Task description >> Copy out the records below, changing every "Stray" to "Free-roaming" and keeping everything else the same.

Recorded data
_ _ _ _ _ _ _
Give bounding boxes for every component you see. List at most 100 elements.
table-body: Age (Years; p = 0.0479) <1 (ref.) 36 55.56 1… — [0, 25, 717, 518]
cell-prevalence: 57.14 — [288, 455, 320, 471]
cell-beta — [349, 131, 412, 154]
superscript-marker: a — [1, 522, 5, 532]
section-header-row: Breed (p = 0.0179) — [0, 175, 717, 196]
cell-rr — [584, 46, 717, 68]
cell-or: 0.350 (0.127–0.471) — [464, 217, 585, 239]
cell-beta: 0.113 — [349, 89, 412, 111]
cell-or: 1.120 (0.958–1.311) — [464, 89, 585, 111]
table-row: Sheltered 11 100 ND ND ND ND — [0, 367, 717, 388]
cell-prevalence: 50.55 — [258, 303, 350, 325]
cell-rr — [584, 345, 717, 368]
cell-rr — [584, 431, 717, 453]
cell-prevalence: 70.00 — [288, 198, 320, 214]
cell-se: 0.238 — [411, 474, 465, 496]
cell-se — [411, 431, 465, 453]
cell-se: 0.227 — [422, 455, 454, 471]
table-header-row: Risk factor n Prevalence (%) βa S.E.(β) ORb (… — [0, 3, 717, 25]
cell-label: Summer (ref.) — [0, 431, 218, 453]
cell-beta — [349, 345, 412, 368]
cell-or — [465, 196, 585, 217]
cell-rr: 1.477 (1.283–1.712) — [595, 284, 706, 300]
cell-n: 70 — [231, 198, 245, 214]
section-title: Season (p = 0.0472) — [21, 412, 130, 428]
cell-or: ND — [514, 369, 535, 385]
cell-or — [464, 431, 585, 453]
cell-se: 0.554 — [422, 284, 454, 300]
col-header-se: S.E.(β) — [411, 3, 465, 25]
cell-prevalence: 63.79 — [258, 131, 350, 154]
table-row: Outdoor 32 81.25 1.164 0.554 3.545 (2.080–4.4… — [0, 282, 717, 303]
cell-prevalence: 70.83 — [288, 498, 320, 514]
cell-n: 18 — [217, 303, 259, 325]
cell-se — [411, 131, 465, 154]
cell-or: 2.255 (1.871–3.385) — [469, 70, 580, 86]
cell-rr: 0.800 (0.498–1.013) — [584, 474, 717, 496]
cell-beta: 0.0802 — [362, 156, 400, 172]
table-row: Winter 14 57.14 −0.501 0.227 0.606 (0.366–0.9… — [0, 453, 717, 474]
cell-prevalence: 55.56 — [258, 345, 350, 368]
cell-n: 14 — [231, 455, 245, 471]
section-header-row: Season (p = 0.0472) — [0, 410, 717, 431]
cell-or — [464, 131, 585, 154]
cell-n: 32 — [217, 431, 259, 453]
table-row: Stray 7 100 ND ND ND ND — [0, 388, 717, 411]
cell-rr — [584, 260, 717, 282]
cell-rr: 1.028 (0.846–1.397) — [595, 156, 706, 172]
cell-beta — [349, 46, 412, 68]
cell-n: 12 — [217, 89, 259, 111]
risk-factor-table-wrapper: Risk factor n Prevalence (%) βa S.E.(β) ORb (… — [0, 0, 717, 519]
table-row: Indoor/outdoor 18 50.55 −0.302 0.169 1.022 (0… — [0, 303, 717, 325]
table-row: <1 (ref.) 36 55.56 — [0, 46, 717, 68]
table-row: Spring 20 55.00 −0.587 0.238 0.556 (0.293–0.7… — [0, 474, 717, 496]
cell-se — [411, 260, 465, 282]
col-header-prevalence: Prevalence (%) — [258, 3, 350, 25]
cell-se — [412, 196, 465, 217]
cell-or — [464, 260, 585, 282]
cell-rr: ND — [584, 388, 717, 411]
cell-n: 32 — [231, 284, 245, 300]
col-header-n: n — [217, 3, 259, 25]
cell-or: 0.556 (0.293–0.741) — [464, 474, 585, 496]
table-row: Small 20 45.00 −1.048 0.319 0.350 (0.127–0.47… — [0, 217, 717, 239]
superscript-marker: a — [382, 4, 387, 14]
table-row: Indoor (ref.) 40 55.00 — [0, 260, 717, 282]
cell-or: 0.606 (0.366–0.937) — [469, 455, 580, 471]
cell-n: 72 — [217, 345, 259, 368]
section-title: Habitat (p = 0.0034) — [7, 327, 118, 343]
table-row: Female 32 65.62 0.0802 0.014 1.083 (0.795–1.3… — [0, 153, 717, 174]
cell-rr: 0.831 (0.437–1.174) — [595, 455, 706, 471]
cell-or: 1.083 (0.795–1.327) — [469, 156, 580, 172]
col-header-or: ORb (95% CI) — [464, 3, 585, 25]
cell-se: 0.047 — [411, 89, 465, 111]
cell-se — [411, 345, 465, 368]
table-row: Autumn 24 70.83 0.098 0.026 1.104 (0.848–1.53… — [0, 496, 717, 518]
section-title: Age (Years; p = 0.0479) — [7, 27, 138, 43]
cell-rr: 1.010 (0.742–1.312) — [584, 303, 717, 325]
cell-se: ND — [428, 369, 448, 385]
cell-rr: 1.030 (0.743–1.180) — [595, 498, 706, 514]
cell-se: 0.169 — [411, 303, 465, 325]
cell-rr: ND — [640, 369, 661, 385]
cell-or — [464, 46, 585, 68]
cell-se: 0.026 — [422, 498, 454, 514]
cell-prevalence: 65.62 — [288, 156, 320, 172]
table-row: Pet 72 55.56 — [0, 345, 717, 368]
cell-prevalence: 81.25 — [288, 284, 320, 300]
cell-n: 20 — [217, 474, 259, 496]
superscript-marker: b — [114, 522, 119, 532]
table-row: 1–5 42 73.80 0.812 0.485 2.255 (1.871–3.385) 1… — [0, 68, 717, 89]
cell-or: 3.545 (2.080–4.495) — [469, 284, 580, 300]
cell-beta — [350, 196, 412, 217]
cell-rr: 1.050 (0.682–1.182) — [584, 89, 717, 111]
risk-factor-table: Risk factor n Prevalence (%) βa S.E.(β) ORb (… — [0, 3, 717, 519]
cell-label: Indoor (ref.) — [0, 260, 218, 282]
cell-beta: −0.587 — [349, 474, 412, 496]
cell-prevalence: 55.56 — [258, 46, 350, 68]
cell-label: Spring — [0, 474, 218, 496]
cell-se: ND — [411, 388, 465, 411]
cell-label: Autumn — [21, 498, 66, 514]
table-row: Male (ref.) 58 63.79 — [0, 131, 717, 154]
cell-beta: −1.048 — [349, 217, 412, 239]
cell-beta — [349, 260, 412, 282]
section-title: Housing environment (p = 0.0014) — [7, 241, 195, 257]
_ _ _ _ _ _ _
Finished task >>
Give bounding boxes for every component you see. List at most 100 elements.
table-body: Age (Years; p = 0.0479) <1 (ref.) 36 55.56 1… — [0, 25, 717, 518]
cell-prevalence: 57.14 — [288, 455, 320, 471]
cell-beta — [349, 131, 412, 154]
superscript-marker: a — [1, 522, 5, 532]
section-header-row: Breed (p = 0.0179) — [0, 175, 717, 196]
cell-rr — [584, 46, 717, 68]
cell-or: 0.350 (0.127–0.471) — [464, 217, 585, 239]
cell-beta: 0.113 — [349, 89, 412, 111]
cell-or: 1.120 (0.958–1.311) — [464, 89, 585, 111]
table-row: Sheltered 11 100 ND ND ND ND — [0, 367, 717, 388]
cell-prevalence: 50.55 — [258, 303, 350, 325]
cell-rr — [584, 345, 717, 368]
cell-rr — [584, 431, 717, 453]
cell-prevalence: 70.00 — [288, 198, 320, 214]
cell-se: 0.238 — [411, 474, 465, 496]
cell-se — [411, 431, 465, 453]
cell-se: 0.227 — [422, 455, 454, 471]
table-header-row: Risk factor n Prevalence (%) βa S.E.(β) ORb (… — [0, 3, 717, 25]
cell-label: Summer (ref.) — [0, 431, 218, 453]
cell-beta — [349, 345, 412, 368]
cell-or — [465, 196, 585, 217]
cell-rr: 1.477 (1.283–1.712) — [595, 284, 706, 300]
cell-n: 70 — [231, 198, 245, 214]
section-title: Season (p = 0.0472) — [21, 412, 130, 428]
cell-or: ND — [514, 369, 535, 385]
cell-or — [464, 431, 585, 453]
cell-se: 0.554 — [422, 284, 454, 300]
col-header-se: S.E.(β) — [411, 3, 465, 25]
cell-prevalence: 63.79 — [258, 131, 350, 154]
table-row: Outdoor 32 81.25 1.164 0.554 3.545 (2.080–4.4… — [0, 282, 717, 303]
cell-prevalence: 70.83 — [288, 498, 320, 514]
cell-n: 18 — [217, 303, 259, 325]
cell-se — [411, 131, 465, 154]
cell-or: 2.255 (1.871–3.385) — [469, 70, 580, 86]
cell-rr: 0.800 (0.498–1.013) — [584, 474, 717, 496]
cell-beta: 0.0802 — [362, 156, 400, 172]
table-row: Winter 14 57.14 −0.501 0.227 0.606 (0.366–0.9… — [0, 453, 717, 474]
cell-prevalence: 55.56 — [258, 345, 350, 368]
cell-n: 14 — [231, 455, 245, 471]
section-header-row: Season (p = 0.0472) — [0, 410, 717, 431]
cell-or — [464, 131, 585, 154]
cell-n: 32 — [217, 431, 259, 453]
table-row: Free-roaming 7 100 ND ND ND ND — [0, 388, 717, 411]
cell-rr — [584, 260, 717, 282]
cell-rr: 1.028 (0.846–1.397) — [595, 156, 706, 172]
cell-beta — [349, 46, 412, 68]
cell-n: 12 — [217, 89, 259, 111]
risk-factor-table-wrapper: Risk factor n Prevalence (%) βa S.E.(β) ORb (… — [0, 0, 717, 519]
table-row: Indoor/outdoor 18 50.55 −0.302 0.169 1.022 (0… — [0, 303, 717, 325]
table-row: <1 (ref.) 36 55.56 — [0, 46, 717, 68]
table-row: Spring 20 55.00 −0.587 0.238 0.556 (0.293–0.7… — [0, 474, 717, 496]
cell-se — [411, 260, 465, 282]
col-header-prevalence: Prevalence (%) — [258, 3, 350, 25]
cell-se — [412, 196, 465, 217]
cell-or — [464, 260, 585, 282]
cell-rr: ND — [584, 388, 717, 411]
cell-n: 32 — [231, 284, 245, 300]
col-header-n: n — [217, 3, 259, 25]
cell-or: 0.556 (0.293–0.741) — [464, 474, 585, 496]
table-row: Small 20 45.00 −1.048 0.319 0.350 (0.127–0.47… — [0, 217, 717, 239]
superscript-marker: a — [382, 4, 387, 14]
table-row: Indoor (ref.) 40 55.00 — [0, 260, 717, 282]
cell-or: 0.606 (0.366–0.937) — [469, 455, 580, 471]
cell-n: 72 — [217, 345, 259, 368]
section-title: Habitat (p = 0.0034) — [7, 327, 118, 343]
table-row: Female 32 65.62 0.0802 0.014 1.083 (0.795–1.3… — [0, 153, 717, 174]
cell-rr: 0.831 (0.437–1.174) — [595, 455, 706, 471]
cell-or: 1.083 (0.795–1.327) — [469, 156, 580, 172]
col-header-or: ORb (95% CI) — [464, 3, 585, 25]
cell-se: 0.047 — [411, 89, 465, 111]
cell-se — [411, 345, 465, 368]
table-row: Autumn 24 70.83 0.098 0.026 1.104 (0.848–1.53… — [0, 496, 717, 518]
section-title: Age (Years; p = 0.0479) — [7, 27, 138, 43]
cell-rr: 1.010 (0.742–1.312) — [584, 303, 717, 325]
cell-se: ND — [428, 369, 448, 385]
cell-rr: 1.030 (0.743–1.180) — [595, 498, 706, 514]
cell-se: 0.169 — [411, 303, 465, 325]
cell-rr: ND — [640, 369, 661, 385]
cell-or — [464, 46, 585, 68]
cell-se: 0.026 — [422, 498, 454, 514]
cell-prevalence: 65.62 — [288, 156, 320, 172]
table-row: Pet 72 55.56 — [0, 345, 717, 368]
cell-prevalence: 81.25 — [288, 284, 320, 300]
cell-n: 20 — [217, 474, 259, 496]
superscript-marker: b — [114, 522, 119, 532]
table-row: 1–5 42 73.80 0.812 0.485 2.255 (1.871–3.385) 1… — [0, 68, 717, 89]
cell-or: 3.545 (2.080–4.495) — [469, 284, 580, 300]
cell-beta — [350, 196, 412, 217]
cell-rr: 1.050 (0.682–1.182) — [584, 89, 717, 111]
risk-factor-table: Risk factor n Prevalence (%) βa S.E.(β) ORb (… — [0, 3, 717, 519]
cell-label: Indoor (ref.) — [0, 260, 218, 282]
cell-beta: −0.587 — [349, 474, 412, 496]
cell-prevalence: 55.56 — [258, 46, 350, 68]
cell-label: Spring — [0, 474, 218, 496]
cell-se: ND — [411, 388, 465, 411]
cell-label: Autumn — [21, 498, 66, 514]
table-row: Male (ref.) 58 63.79 — [0, 131, 717, 154]
cell-beta: −1.048 — [349, 217, 412, 239]
cell-beta — [349, 260, 412, 282]
section-title: Housing environment (p = 0.0014) — [7, 241, 195, 257]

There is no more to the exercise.